start MATERIALS PROVIDED

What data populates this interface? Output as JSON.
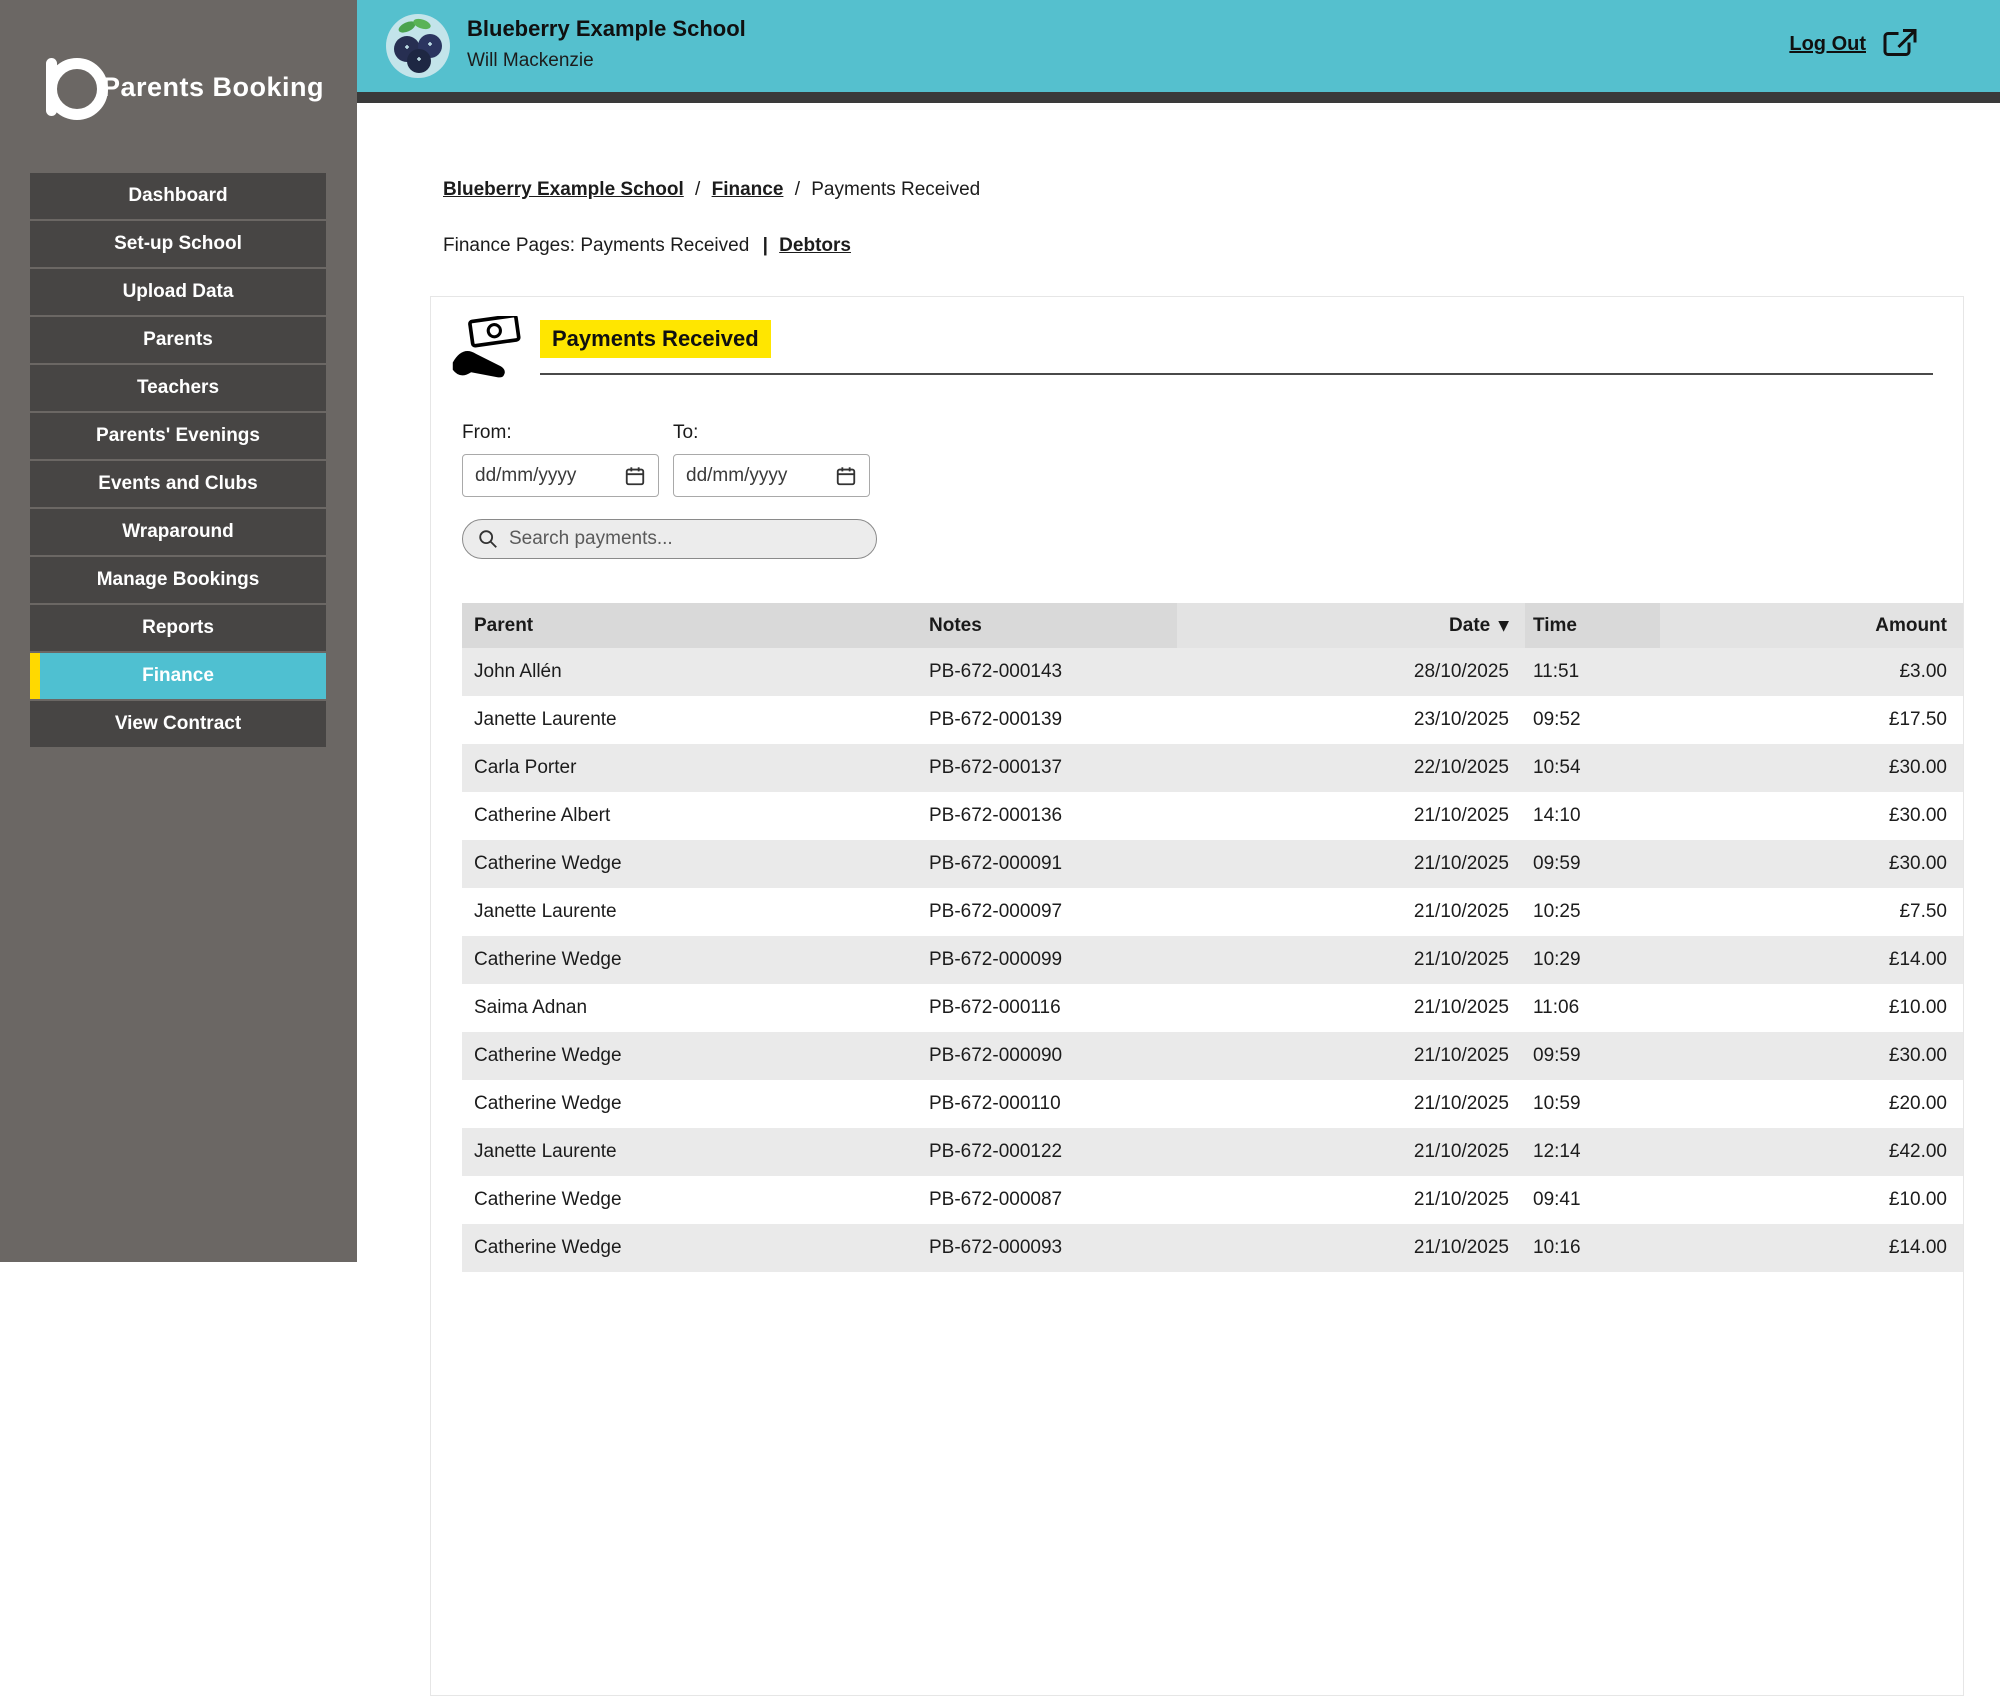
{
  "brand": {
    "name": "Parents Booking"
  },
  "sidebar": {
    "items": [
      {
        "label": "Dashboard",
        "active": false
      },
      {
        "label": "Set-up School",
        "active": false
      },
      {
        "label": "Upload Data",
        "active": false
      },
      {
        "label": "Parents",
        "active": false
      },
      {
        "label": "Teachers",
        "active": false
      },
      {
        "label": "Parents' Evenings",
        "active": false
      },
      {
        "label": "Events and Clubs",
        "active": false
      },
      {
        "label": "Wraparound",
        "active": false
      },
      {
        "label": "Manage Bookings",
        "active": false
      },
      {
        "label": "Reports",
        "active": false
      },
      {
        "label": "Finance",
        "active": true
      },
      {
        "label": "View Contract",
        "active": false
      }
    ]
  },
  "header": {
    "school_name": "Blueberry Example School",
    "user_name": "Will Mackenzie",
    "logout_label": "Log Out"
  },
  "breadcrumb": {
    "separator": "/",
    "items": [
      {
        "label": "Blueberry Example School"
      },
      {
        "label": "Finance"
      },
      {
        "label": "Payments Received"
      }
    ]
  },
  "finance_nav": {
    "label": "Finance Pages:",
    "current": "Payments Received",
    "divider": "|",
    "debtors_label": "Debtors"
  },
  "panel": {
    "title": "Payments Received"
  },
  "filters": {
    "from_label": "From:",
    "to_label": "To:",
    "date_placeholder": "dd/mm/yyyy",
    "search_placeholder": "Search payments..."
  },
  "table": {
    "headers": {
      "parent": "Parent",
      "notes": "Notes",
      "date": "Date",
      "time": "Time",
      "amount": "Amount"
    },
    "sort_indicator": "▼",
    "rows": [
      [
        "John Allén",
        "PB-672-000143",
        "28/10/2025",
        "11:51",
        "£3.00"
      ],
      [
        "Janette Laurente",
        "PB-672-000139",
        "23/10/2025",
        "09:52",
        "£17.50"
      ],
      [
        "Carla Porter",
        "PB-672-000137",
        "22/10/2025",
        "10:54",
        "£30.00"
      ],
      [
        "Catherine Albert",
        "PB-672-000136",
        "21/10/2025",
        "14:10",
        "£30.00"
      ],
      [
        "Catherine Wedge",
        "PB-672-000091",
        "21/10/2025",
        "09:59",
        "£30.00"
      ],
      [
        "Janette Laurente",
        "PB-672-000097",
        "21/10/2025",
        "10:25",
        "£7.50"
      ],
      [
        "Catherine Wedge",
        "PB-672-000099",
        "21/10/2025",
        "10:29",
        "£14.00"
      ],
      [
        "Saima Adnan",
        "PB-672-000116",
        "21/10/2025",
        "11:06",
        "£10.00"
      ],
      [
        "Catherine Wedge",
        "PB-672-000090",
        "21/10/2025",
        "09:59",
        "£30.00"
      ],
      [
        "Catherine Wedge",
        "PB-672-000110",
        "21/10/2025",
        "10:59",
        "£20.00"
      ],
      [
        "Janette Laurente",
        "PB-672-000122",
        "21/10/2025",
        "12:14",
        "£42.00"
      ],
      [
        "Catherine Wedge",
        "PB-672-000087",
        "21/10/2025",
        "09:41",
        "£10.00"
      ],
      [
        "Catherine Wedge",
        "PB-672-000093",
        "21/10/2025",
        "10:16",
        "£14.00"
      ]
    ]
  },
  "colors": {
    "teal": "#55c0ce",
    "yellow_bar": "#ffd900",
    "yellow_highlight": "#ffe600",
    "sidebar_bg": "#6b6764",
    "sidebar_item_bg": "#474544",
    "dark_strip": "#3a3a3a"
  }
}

end MATERIALS PROVIDED

Search the data for the string "School" and copy each line where it appears.

ANSWER TO THE EXERCISE:
        "label": "Set-up School",
    "school_name": "Blueberry Example School",
        "label": "Blueberry Example School"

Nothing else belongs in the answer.